Rows:
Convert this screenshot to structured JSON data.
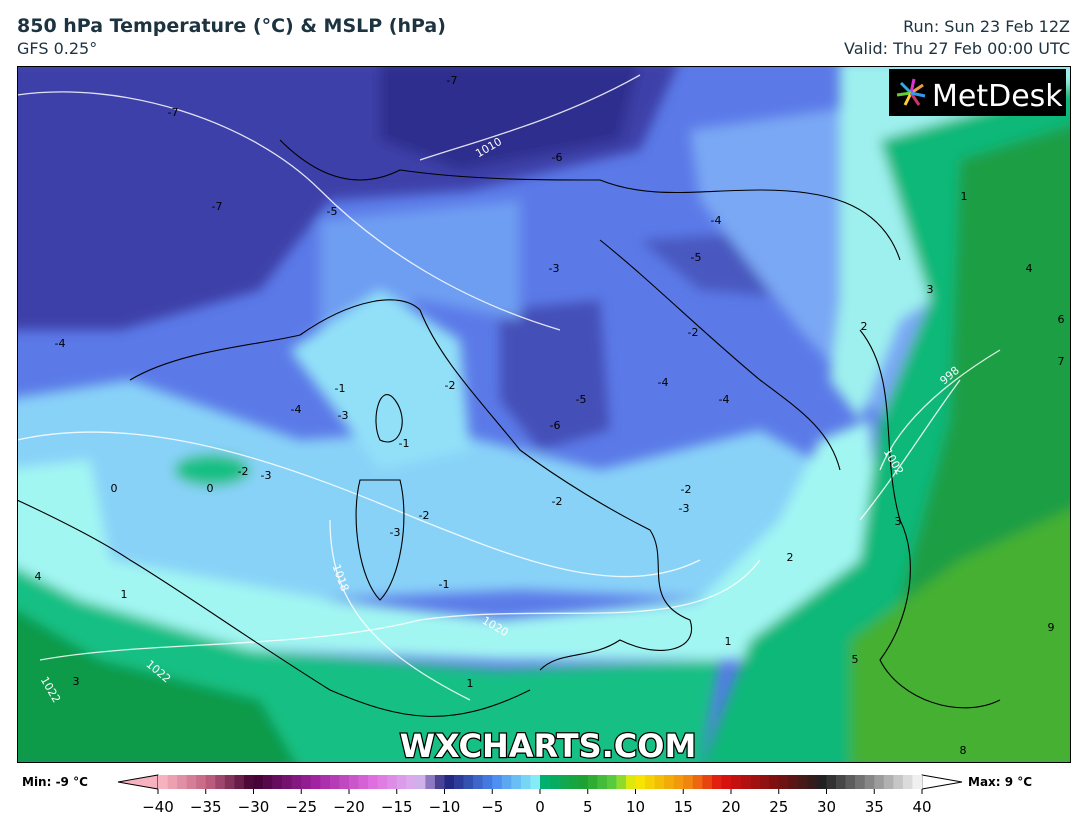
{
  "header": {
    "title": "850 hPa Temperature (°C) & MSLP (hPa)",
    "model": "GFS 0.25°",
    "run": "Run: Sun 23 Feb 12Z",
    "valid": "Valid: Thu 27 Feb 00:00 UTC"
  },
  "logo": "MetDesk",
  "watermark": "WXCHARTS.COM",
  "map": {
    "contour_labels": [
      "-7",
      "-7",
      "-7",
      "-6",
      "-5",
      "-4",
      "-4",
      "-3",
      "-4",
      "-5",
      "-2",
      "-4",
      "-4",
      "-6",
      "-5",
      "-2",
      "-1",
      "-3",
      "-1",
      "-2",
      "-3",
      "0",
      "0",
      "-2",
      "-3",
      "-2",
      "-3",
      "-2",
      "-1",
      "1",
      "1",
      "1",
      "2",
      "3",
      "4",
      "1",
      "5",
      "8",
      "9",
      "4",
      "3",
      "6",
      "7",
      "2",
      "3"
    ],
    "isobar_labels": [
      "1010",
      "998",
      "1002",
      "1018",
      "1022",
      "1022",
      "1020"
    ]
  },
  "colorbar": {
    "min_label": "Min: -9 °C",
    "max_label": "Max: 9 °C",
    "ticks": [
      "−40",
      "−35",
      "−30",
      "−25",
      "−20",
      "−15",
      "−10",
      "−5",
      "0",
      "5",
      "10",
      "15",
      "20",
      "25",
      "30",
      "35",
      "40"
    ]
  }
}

What is expected: The records above need to be given again exactly. Omit the pictures.

Full answer:
Convert this screenshot to structured JSON data.
{
  "header": {
    "title": "850 hPa Temperature (°C) & MSLP (hPa)",
    "model": "GFS 0.25°",
    "run": "Run: Sun 23 Feb 12Z",
    "valid": "Valid: Thu 27 Feb 00:00 UTC"
  },
  "logo": "MetDesk",
  "watermark": "WXCHARTS.COM",
  "map": {
    "contour_labels": [
      "-7",
      "-7",
      "-7",
      "-6",
      "-5",
      "-4",
      "-4",
      "-3",
      "-4",
      "-5",
      "-2",
      "-4",
      "-4",
      "-6",
      "-5",
      "-2",
      "-1",
      "-3",
      "-1",
      "-2",
      "-3",
      "0",
      "0",
      "-2",
      "-3",
      "-2",
      "-3",
      "-2",
      "-1",
      "1",
      "1",
      "1",
      "2",
      "3",
      "4",
      "1",
      "5",
      "8",
      "9",
      "4",
      "3",
      "6",
      "7",
      "2",
      "3"
    ],
    "isobar_labels": [
      "1010",
      "998",
      "1002",
      "1018",
      "1022",
      "1022",
      "1020"
    ]
  },
  "colorbar": {
    "min_label": "Min: -9 °C",
    "max_label": "Max: 9 °C",
    "ticks": [
      "−40",
      "−35",
      "−30",
      "−25",
      "−20",
      "−15",
      "−10",
      "−5",
      "0",
      "5",
      "10",
      "15",
      "20",
      "25",
      "30",
      "35",
      "40"
    ]
  }
}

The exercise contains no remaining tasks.